#### What is needed
Copy each line below that includes "common".

#### Source material
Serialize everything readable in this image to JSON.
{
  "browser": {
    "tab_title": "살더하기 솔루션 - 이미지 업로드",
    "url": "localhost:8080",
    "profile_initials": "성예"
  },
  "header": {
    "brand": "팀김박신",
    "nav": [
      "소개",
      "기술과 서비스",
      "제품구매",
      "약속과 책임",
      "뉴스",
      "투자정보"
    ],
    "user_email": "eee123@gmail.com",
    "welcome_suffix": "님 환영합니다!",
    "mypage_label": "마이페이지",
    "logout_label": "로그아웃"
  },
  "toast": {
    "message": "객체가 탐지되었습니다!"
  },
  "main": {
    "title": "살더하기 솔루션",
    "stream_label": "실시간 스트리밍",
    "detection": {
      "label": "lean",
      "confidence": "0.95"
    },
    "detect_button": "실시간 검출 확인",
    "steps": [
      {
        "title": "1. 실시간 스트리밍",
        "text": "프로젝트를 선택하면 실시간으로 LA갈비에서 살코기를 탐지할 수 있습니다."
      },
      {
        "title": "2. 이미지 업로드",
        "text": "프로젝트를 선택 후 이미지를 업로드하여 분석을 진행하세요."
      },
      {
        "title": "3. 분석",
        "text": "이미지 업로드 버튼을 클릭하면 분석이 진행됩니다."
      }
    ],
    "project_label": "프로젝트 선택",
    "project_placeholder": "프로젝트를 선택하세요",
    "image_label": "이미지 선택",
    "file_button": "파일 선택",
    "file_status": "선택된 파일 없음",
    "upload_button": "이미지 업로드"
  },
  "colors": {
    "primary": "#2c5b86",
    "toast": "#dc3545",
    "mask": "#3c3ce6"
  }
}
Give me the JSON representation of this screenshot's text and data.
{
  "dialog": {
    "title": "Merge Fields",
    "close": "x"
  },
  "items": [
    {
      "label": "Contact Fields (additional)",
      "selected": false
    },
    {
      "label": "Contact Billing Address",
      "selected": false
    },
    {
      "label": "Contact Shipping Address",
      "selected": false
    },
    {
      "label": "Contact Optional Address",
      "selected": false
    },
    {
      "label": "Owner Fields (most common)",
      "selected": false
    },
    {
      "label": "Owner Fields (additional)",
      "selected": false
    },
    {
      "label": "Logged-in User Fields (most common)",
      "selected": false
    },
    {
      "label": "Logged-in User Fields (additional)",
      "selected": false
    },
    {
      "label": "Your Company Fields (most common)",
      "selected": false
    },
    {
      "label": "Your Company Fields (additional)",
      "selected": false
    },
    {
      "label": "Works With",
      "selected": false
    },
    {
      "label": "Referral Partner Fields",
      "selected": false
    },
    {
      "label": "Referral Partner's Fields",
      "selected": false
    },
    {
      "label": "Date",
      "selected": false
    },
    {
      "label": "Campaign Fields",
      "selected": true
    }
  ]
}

#### Task solution
      "label": "Owner Fields (most common)",
      "label": "Logged-in User Fields (most common)",
      "label": "Your Company Fields (most common)",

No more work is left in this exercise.